Stated exercise: Repeat every line of the listing below exactly, minus the pictures.
--------------------
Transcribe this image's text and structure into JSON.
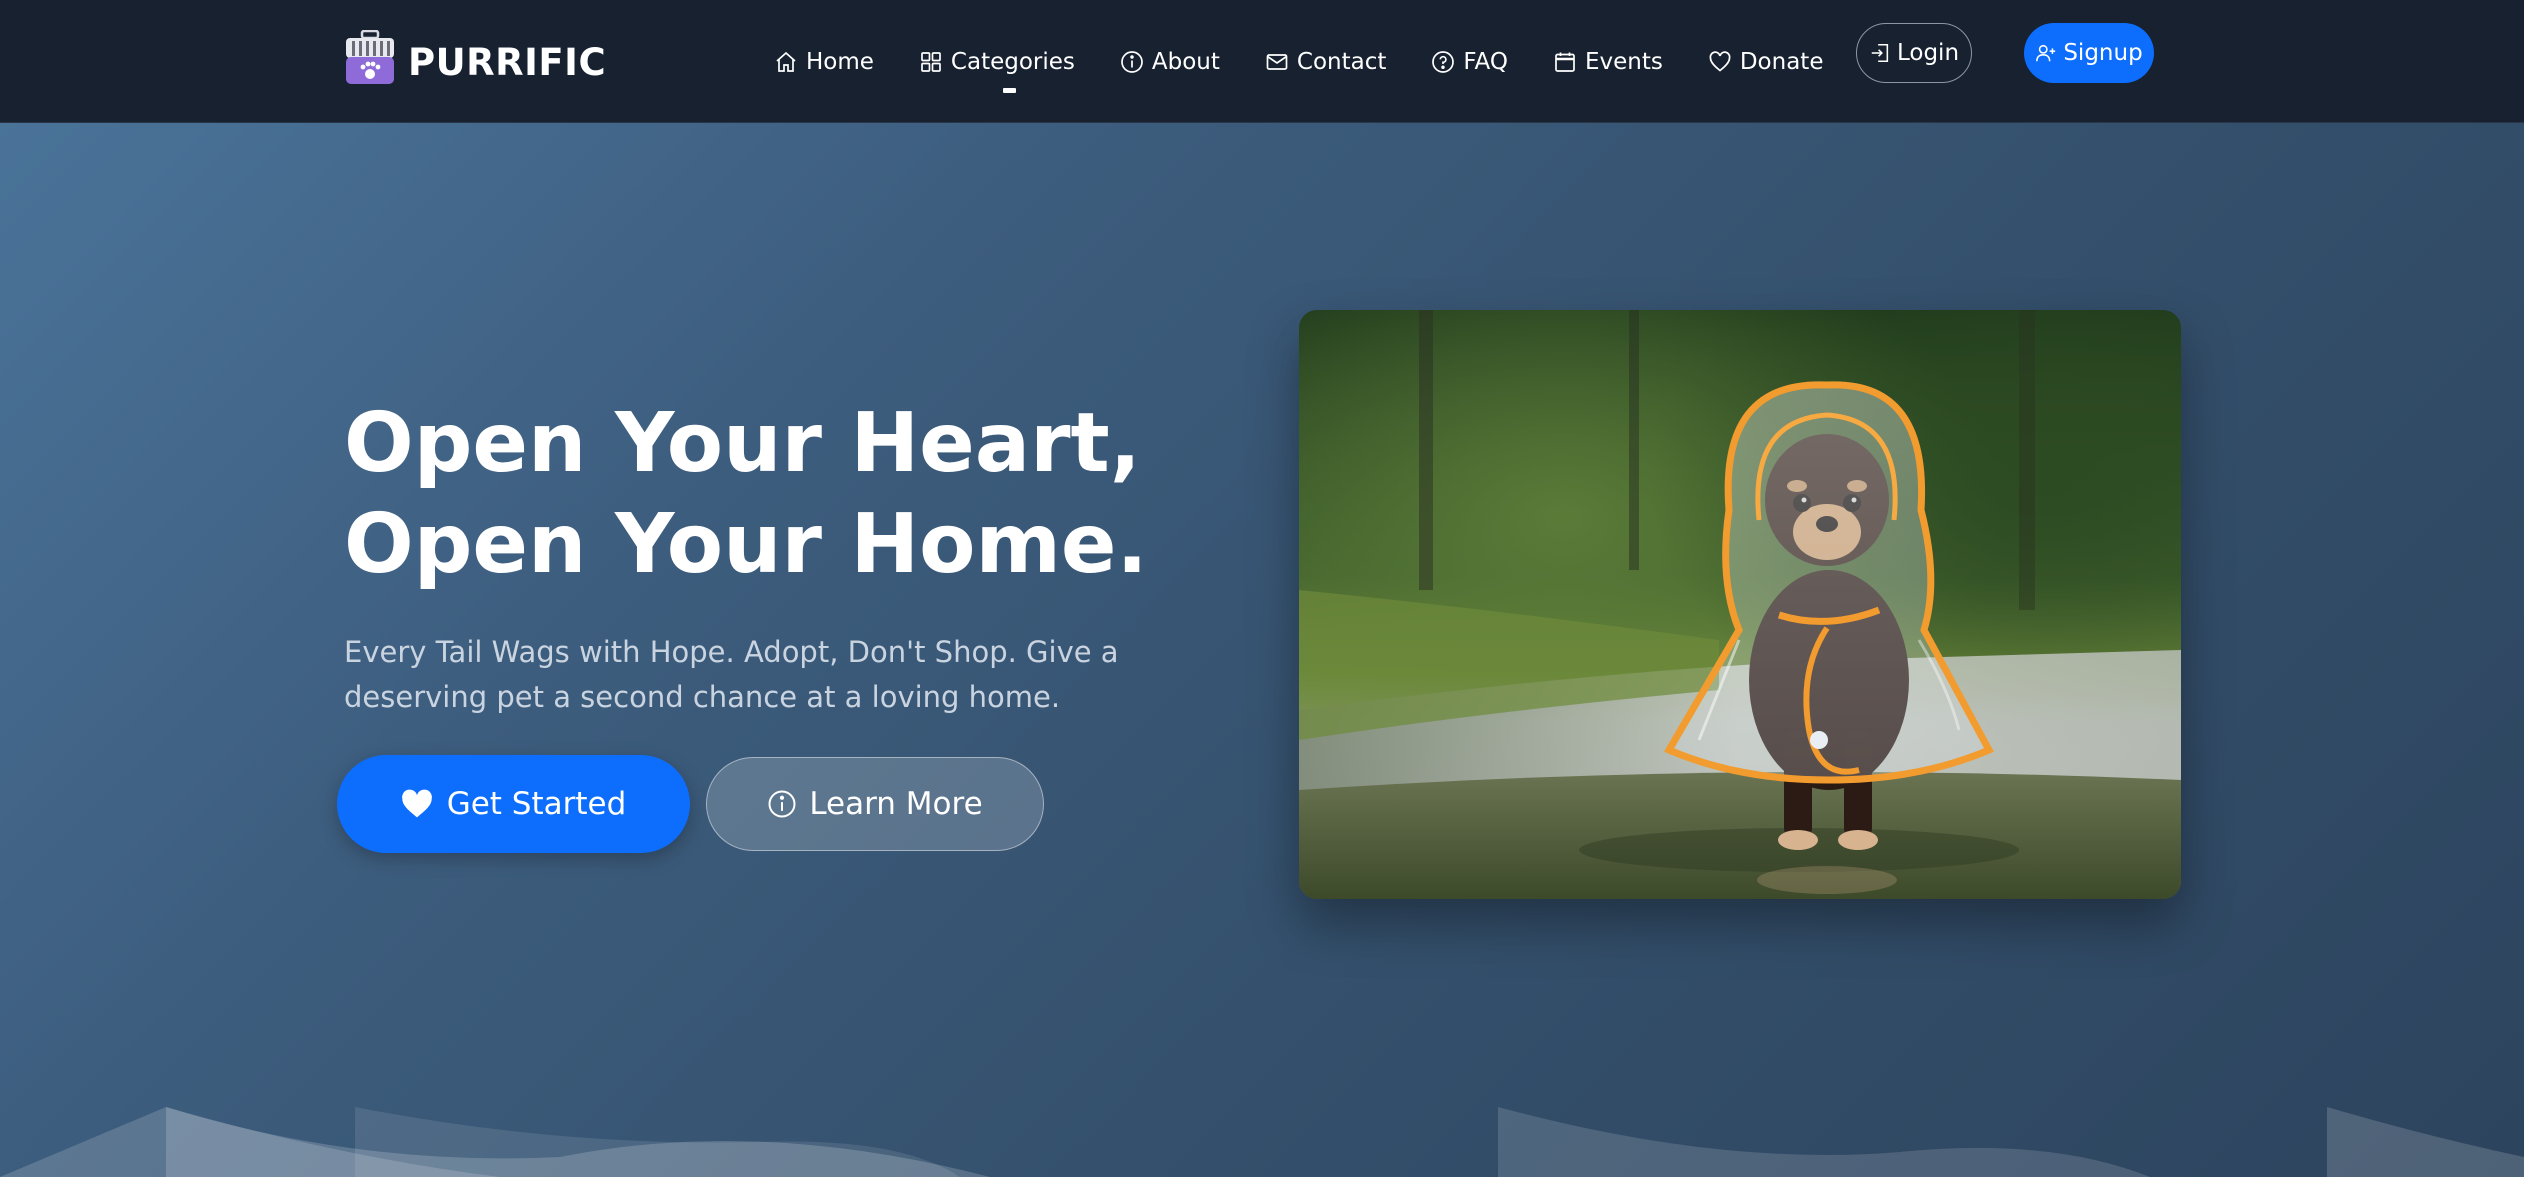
{
  "brand": {
    "name": "PURRIFIC",
    "logo_icon": "pet-carrier-icon"
  },
  "nav": {
    "items": [
      {
        "label": "Home",
        "icon": "house-icon"
      },
      {
        "label": "Categories",
        "icon": "grid-icon",
        "active": true
      },
      {
        "label": "About",
        "icon": "info-icon"
      },
      {
        "label": "Contact",
        "icon": "envelope-icon"
      },
      {
        "label": "FAQ",
        "icon": "question-icon"
      },
      {
        "label": "Events",
        "icon": "calendar-icon"
      },
      {
        "label": "Donate",
        "icon": "heart-icon"
      }
    ],
    "login_label": "Login",
    "signup_label": "Signup"
  },
  "hero": {
    "headline_line1": "Open Your Heart,",
    "headline_line2": "Open Your Home.",
    "subtext": "Every Tail Wags with Hope. Adopt, Don't Shop. Give a deserving pet a second chance at a loving home.",
    "primary_button": "Get Started",
    "secondary_button": "Learn More",
    "image_alt": "Small chihuahua wearing a transparent raincoat with orange trim standing on a wet path"
  },
  "colors": {
    "navbar_bg": "#172130",
    "accent": "#0d6efd",
    "hero_bg_start": "#4a7399",
    "hero_bg_end": "#2d445e",
    "logo_purple": "#8e6bd8"
  }
}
--------------------
Exercise answer:
Transcribe this image's text and structure into JSON.
{
  "brand": {
    "name": "PURRIFIC",
    "logo_icon": "pet-carrier-icon"
  },
  "nav": {
    "items": [
      {
        "label": "Home",
        "icon": "house-icon"
      },
      {
        "label": "Categories",
        "icon": "grid-icon",
        "active": true
      },
      {
        "label": "About",
        "icon": "info-icon"
      },
      {
        "label": "Contact",
        "icon": "envelope-icon"
      },
      {
        "label": "FAQ",
        "icon": "question-icon"
      },
      {
        "label": "Events",
        "icon": "calendar-icon"
      },
      {
        "label": "Donate",
        "icon": "heart-icon"
      }
    ],
    "login_label": "Login",
    "signup_label": "Signup"
  },
  "hero": {
    "headline_line1": "Open Your Heart,",
    "headline_line2": "Open Your Home.",
    "subtext": "Every Tail Wags with Hope. Adopt, Don't Shop. Give a deserving pet a second chance at a loving home.",
    "primary_button": "Get Started",
    "secondary_button": "Learn More",
    "image_alt": "Small chihuahua wearing a transparent raincoat with orange trim standing on a wet path"
  },
  "colors": {
    "navbar_bg": "#172130",
    "accent": "#0d6efd",
    "hero_bg_start": "#4a7399",
    "hero_bg_end": "#2d445e",
    "logo_purple": "#8e6bd8"
  }
}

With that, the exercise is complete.